• **GIVEN PROBLEM**
Report every line in the listing that contains the string "icon".

• **LISTING**
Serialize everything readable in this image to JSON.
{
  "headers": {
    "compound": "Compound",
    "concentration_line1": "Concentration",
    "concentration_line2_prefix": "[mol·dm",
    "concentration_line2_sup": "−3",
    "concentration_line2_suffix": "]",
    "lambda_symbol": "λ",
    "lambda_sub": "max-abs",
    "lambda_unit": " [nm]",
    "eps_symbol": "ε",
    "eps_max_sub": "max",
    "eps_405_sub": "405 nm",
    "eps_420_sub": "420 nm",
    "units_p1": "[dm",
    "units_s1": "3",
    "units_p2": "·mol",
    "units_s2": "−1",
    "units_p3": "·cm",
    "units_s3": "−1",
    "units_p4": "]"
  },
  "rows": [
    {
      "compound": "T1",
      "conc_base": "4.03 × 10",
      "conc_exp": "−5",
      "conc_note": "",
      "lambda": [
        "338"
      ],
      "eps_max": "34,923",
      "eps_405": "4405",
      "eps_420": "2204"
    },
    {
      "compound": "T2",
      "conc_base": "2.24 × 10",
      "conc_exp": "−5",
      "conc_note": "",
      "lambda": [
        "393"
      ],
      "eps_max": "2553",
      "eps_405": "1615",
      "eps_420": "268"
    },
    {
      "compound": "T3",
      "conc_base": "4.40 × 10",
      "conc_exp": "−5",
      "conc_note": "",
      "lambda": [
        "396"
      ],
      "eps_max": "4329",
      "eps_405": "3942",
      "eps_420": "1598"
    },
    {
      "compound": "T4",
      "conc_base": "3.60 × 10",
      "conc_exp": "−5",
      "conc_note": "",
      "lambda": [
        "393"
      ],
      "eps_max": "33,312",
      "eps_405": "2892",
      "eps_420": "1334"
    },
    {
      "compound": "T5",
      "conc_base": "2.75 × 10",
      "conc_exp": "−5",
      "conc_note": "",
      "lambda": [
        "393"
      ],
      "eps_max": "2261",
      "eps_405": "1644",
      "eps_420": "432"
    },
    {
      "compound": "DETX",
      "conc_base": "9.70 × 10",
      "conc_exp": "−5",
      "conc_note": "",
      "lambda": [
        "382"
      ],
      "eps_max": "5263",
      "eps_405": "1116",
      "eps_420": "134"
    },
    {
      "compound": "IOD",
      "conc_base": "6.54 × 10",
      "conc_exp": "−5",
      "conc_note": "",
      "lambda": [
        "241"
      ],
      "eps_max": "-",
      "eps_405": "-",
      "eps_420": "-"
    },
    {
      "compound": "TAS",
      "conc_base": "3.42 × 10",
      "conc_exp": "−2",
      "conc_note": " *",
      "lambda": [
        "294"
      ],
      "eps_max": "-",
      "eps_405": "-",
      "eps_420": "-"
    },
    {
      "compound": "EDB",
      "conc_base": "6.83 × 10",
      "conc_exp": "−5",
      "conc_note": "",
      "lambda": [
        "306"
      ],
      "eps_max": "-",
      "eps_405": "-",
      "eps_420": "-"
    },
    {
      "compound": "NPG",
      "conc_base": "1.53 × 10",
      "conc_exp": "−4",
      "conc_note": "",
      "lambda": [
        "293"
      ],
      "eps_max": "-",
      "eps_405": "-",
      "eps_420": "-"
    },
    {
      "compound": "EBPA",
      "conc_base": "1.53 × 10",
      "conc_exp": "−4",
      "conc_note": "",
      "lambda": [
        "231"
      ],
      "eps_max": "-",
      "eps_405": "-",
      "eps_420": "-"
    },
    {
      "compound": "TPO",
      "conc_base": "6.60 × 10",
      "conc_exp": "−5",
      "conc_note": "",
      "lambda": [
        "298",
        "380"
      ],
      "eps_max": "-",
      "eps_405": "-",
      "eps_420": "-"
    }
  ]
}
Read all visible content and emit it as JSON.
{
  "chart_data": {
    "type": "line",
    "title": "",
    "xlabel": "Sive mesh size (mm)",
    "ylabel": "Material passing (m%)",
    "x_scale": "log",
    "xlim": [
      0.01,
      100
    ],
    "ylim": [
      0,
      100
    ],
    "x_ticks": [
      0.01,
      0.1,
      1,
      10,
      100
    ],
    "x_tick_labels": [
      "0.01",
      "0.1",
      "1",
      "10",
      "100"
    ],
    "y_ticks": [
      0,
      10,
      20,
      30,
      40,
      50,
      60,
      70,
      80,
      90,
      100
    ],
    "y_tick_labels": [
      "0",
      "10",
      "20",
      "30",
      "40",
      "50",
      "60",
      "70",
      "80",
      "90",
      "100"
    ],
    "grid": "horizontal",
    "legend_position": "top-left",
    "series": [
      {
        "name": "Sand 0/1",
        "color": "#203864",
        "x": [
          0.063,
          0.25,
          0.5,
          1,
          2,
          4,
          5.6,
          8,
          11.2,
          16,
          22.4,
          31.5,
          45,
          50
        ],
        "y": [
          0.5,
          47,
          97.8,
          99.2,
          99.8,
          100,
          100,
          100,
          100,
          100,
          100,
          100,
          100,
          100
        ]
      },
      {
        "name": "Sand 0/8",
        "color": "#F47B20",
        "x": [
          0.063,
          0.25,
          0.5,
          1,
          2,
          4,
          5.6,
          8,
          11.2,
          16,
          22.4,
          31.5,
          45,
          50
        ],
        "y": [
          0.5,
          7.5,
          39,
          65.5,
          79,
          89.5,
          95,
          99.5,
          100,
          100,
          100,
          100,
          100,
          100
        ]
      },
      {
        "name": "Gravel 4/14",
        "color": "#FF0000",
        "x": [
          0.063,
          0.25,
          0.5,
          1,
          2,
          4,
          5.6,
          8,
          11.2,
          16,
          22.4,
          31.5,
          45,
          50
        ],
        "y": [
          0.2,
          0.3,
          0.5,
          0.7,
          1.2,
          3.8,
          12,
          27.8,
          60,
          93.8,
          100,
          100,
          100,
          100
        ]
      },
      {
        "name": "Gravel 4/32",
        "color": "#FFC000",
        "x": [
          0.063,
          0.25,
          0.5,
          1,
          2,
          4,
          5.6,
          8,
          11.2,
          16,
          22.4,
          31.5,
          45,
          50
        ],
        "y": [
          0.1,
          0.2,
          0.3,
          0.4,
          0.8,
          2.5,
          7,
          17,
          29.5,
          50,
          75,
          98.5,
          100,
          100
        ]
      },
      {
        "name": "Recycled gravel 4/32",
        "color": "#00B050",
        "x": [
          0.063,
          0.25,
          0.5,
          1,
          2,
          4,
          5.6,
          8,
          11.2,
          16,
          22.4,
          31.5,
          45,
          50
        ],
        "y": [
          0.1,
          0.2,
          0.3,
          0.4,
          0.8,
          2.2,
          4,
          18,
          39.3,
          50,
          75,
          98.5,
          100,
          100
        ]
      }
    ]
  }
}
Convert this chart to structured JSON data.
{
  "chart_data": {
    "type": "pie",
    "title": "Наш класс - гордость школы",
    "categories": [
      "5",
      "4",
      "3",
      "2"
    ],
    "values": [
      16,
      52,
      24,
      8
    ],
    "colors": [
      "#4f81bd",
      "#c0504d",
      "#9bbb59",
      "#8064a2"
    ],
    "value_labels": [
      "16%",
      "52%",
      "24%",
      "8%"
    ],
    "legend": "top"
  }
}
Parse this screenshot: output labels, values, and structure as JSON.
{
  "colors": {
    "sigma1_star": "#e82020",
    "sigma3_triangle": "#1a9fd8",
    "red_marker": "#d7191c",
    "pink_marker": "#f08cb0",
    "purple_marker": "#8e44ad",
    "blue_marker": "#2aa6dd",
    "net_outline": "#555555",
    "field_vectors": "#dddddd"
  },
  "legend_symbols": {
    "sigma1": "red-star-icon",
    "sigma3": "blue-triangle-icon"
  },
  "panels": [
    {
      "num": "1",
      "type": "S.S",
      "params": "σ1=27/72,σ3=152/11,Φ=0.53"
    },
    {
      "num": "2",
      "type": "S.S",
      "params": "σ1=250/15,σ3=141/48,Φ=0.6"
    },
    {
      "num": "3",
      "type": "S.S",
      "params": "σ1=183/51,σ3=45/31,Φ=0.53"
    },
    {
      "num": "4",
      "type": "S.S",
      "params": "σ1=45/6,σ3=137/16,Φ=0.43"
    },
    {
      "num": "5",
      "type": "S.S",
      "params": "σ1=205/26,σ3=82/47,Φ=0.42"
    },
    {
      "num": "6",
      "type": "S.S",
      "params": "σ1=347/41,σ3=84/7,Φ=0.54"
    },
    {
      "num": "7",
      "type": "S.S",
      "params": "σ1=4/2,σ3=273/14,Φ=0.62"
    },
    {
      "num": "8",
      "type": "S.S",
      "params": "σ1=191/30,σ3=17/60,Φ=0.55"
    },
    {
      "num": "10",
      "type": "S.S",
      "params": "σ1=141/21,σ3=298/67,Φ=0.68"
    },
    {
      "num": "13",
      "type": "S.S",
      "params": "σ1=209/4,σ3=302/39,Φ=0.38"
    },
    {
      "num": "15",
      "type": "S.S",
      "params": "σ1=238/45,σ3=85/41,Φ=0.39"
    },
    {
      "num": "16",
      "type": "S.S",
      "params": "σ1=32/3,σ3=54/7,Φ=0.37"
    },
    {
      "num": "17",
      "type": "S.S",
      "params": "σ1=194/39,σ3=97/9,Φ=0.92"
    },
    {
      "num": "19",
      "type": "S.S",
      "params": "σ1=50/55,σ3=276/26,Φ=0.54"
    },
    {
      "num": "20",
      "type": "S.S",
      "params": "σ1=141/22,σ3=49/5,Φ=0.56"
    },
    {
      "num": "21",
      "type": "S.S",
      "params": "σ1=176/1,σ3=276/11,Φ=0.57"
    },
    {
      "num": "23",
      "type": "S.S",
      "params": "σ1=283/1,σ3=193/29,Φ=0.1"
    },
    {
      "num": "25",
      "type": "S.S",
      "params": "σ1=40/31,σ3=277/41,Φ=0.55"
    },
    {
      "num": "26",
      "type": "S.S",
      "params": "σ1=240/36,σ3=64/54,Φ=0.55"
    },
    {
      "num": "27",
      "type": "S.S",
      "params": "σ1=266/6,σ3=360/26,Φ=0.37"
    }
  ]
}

• **OUTPUT BELOW**
    "sigma1": "red-star-icon",
    "sigma3": "blue-triangle-icon"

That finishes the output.